Counterpoint: Lenders Respond

The final report of Education Secretary Margaret Spellings’s Commission on the Future of Higher Education, released late last month, is already generating a strong debate, including a column by Senator Edward M. Kennedy.

The Spellings commission and Senator Kennedy are right about the need for increased federal support for higher education.  Achieving “a higher education system that is accessible to all qualified students in all life stages,” a Commission goal we all share, will require new and significant federal investments in both need-based grant aid and low-cost student loans.

The reasons are largely demographic. The largest secondary school classes in history are graduating over the next few years. Equally important, the growing diversity of secondary school graduates creates challenges; there are cultural and information barriers that need to be addressed.   

Senator Kennedy is correct in pointing out that the federal student loan programs are the single largest source of financial aid, making them an essential component of any plan to increase the accessibility and affordability of postsecondary education.

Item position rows
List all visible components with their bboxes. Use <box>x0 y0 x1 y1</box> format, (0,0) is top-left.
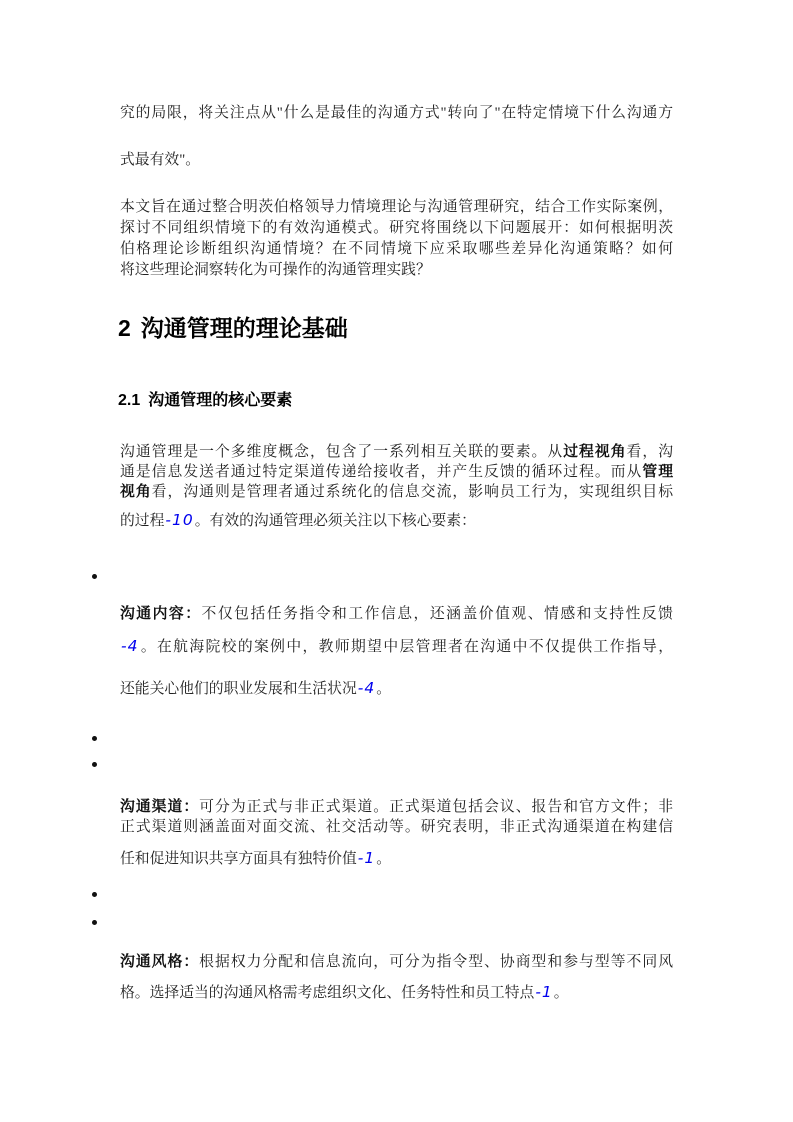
subsection-number: 2.1 <box>118 392 140 409</box>
bullet-marker <box>92 736 97 741</box>
bullet-marker <box>92 574 97 579</box>
text-run: 式最有效"。 <box>120 152 200 168</box>
paragraph-line: 本文旨在通过整合明茨伯格领导力情境理论与沟通管理研究，结合工作实际案例， <box>120 197 673 217</box>
text-run: 通是信息发送者通过特定渠道传递给接收者，并产生反馈的循环过程。而从 <box>120 464 642 480</box>
paragraph-line: 究的局限，将关注点从"什么是最佳的沟通方式"转向了"在特定情境下什么沟通方 <box>120 103 673 123</box>
bold-term: 管理 <box>642 464 673 480</box>
paragraph-line: 视角看，沟通则是管理者通过系统化的信息交流，影响员工行为，实现组织目标 <box>120 482 673 502</box>
paragraph-line: 还能关心他们的职业发展和生活状况-4。 <box>120 678 673 699</box>
bold-term: 视角 <box>120 484 152 500</box>
text-run: 可分为正式与非正式渠道。正式渠道包括会议、报告和官方文件；非 <box>199 799 673 815</box>
text-run: 伯格理论诊断组织沟通情境？在不同情境下应采取哪些差异化沟通策略？如何 <box>120 241 673 257</box>
text-run: 根据权力分配和信息流向，可分为指令型、协商型和参与型等不同风 <box>199 954 673 970</box>
text-run: 将这些理论洞察转化为可操作的沟通管理实践？ <box>120 262 431 278</box>
paragraph-line: 沟通风格：根据权力分配和信息流向，可分为指令型、协商型和参与型等不同风 <box>120 952 673 972</box>
document-page: 究的局限，将关注点从"什么是最佳的沟通方式"转向了"在特定情境下什么沟通方 式最… <box>0 0 793 1122</box>
bullet-marker <box>92 892 97 897</box>
citation-link[interactable]: -4 <box>121 637 138 655</box>
paragraph-line: 通是信息发送者通过特定渠道传递给接收者，并产生反馈的循环过程。而从管理 <box>120 462 673 482</box>
subsection-heading: 2.1沟通管理的核心要素 <box>118 391 292 411</box>
list-term: 沟通内容： <box>120 606 202 622</box>
paragraph-line: 探讨不同组织情境下的有效沟通模式。研究将围绕以下问题展开：如何根据明茨 <box>120 218 673 238</box>
text-run: 究的局限，将关注点从"什么是最佳的沟通方式"转向了"在特定情境下什么沟通方 <box>120 105 673 121</box>
text-run: 。有效的沟通管理必须关注以下核心要素： <box>195 513 476 529</box>
list-term: 沟通风格： <box>120 954 199 970</box>
text-run: 的过程 <box>120 513 164 529</box>
text-run: 正式渠道则涵盖面对面交流、社交活动等。研究表明，非正式沟通渠道在构建信 <box>120 819 673 835</box>
paragraph-line: 式最有效"。 <box>120 150 673 170</box>
citation-link[interactable]: -1 <box>358 849 375 867</box>
paragraph-line: 的过程-10。有效的沟通管理必须关注以下核心要素： <box>120 510 673 531</box>
citation-link[interactable]: -10 <box>165 511 193 529</box>
bullet-marker <box>92 920 97 925</box>
text-run: 看，沟 <box>627 444 673 460</box>
paragraph-line: 沟通内容：不仅包括任务指令和工作信息，还涵盖价值观、情感和支持性反馈 <box>120 604 673 624</box>
paragraph-line: -4。在航海院校的案例中，教师期望中层管理者在沟通中不仅提供工作指导， <box>120 636 673 657</box>
section-title: 沟通管理的理论基础 <box>141 315 348 341</box>
paragraph-line: 沟通渠道：可分为正式与非正式渠道。正式渠道包括会议、报告和官方文件；非 <box>120 797 673 817</box>
list-term: 沟通渠道： <box>120 799 199 815</box>
text-run: 。在航海院校的案例中，教师期望中层管理者在沟通中不仅提供工作指导， <box>139 639 673 655</box>
text-run: 格。选择适当的沟通风格需考虑组织文化、任务特性和员工特点 <box>120 985 534 1001</box>
text-run: 。 <box>376 681 391 697</box>
citation-link[interactable]: -4 <box>358 679 375 697</box>
subsection-title: 沟通管理的核心要素 <box>148 392 292 409</box>
paragraph-line: 格。选择适当的沟通风格需考虑组织文化、任务特性和员工特点-1。 <box>120 982 673 1003</box>
paragraph-line: 沟通管理是一个多维度概念，包含了一系列相互关联的要素。从过程视角看，沟 <box>120 442 673 462</box>
text-run: 沟通管理是一个多维度概念，包含了一系列相互关联的要素。从 <box>120 444 563 460</box>
section-heading: 2沟通管理的理论基础 <box>118 314 348 342</box>
text-run: 不仅包括任务指令和工作信息，还涵盖价值观、情感和支持性反馈 <box>202 606 673 622</box>
text-run: 还能关心他们的职业发展和生活状况 <box>120 681 357 697</box>
paragraph-line: 伯格理论诊断组织沟通情境？在不同情境下应采取哪些差异化沟通策略？如何 <box>120 239 673 259</box>
text-run: 探讨不同组织情境下的有效沟通模式。研究将围绕以下问题展开：如何根据明茨 <box>120 220 673 236</box>
text-run: 看，沟通则是管理者通过系统化的信息交流，影响员工行为，实现组织目标 <box>152 484 673 500</box>
text-run: 。 <box>554 985 569 1001</box>
citation-link[interactable]: -1 <box>535 983 552 1001</box>
text-run: 任和促进知识共享方面具有独特价值 <box>120 851 357 867</box>
paragraph-line: 将这些理论洞察转化为可操作的沟通管理实践？ <box>120 260 673 280</box>
bullet-marker <box>92 762 97 767</box>
text-run: 本文旨在通过整合明茨伯格领导力情境理论与沟通管理研究，结合工作实际案例， <box>120 199 673 215</box>
bold-term: 过程视角 <box>563 444 626 460</box>
paragraph-line: 正式渠道则涵盖面对面交流、社交活动等。研究表明，非正式沟通渠道在构建信 <box>120 817 673 837</box>
text-run: 。 <box>376 851 391 867</box>
paragraph-line: 任和促进知识共享方面具有独特价值-1。 <box>120 848 673 869</box>
section-number: 2 <box>118 315 131 341</box>
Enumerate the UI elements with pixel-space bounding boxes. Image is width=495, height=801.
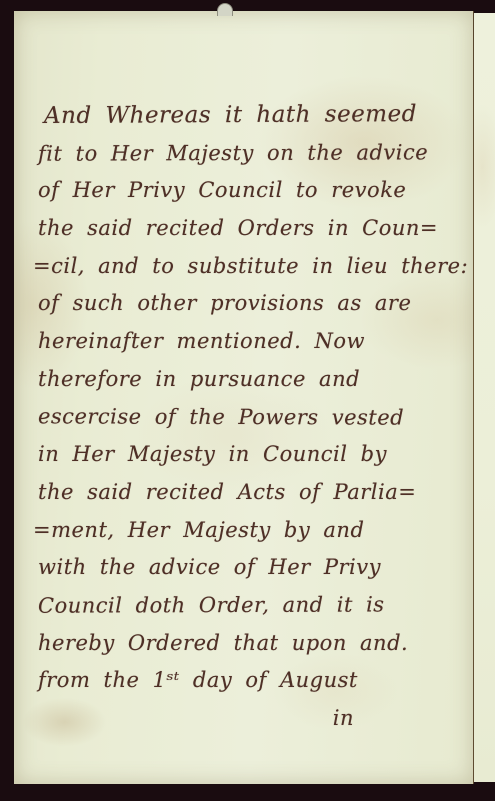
manuscript-text: And Whereas it hath seemed fit to Her Ma… bbox=[38, 97, 442, 738]
adjacent-page-edge bbox=[474, 13, 495, 782]
manuscript-line: therefore in pursuance and bbox=[38, 361, 442, 399]
manuscript-line: hereby Ordered that upon and. bbox=[38, 625, 442, 663]
manuscript-line: hereinafter mentioned. Now bbox=[38, 323, 442, 361]
photo-background: { "document": { "lines": [ "And Whereas … bbox=[0, 0, 495, 801]
manuscript-line: =cil, and to substitute in lieu there: bbox=[33, 248, 442, 286]
manuscript-line: And Whereas it hath seemed bbox=[38, 96, 442, 136]
manuscript-line: in Her Majesty in Council by bbox=[38, 436, 442, 474]
manuscript-line: from the 1ˢᵗ day of August bbox=[38, 662, 442, 700]
manuscript-page: And Whereas it hath seemed fit to Her Ma… bbox=[14, 11, 473, 784]
manuscript-line: fit to Her Majesty on the advice bbox=[38, 134, 442, 173]
archival-photo: And Whereas it hath seemed fit to Her Ma… bbox=[0, 0, 495, 801]
manuscript-line: =ment, Her Majesty by and bbox=[33, 512, 442, 550]
manuscript-line: of such other provisions as are bbox=[38, 285, 442, 323]
manuscript-line: with the advice of Her Privy bbox=[38, 549, 442, 587]
manuscript-line: escercise of the Powers vested bbox=[38, 398, 442, 437]
manuscript-line: the said recited Acts of Parlia= bbox=[38, 474, 442, 512]
fastener-tab bbox=[217, 3, 233, 16]
catchword: in bbox=[38, 700, 442, 738]
manuscript-line: of Her Privy Council to revoke bbox=[38, 172, 442, 210]
manuscript-line: Council doth Order, and it is bbox=[38, 586, 442, 625]
manuscript-line: the said recited Orders in Coun= bbox=[38, 210, 442, 248]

**What you need to do**
1. Write out the portion of the counterpoint on federal student aid starting with "The final report" and going on through "Edward M. Kennedy.".
2. Translate this sentence from the counterpoint on federal student aid into Spanish: "The largest secondary school classes in history are graduating over the next few years."

**Solution list**
1.
The final report of Education Secretary Margaret Spellings’s Commission on the Future of Higher Education, released late last month, is already generating a strong debate, including a column by Senator Edward M. Kennedy.

2. Las promociones de secundaria más numerosas de la historia se graduarán en los próximos años.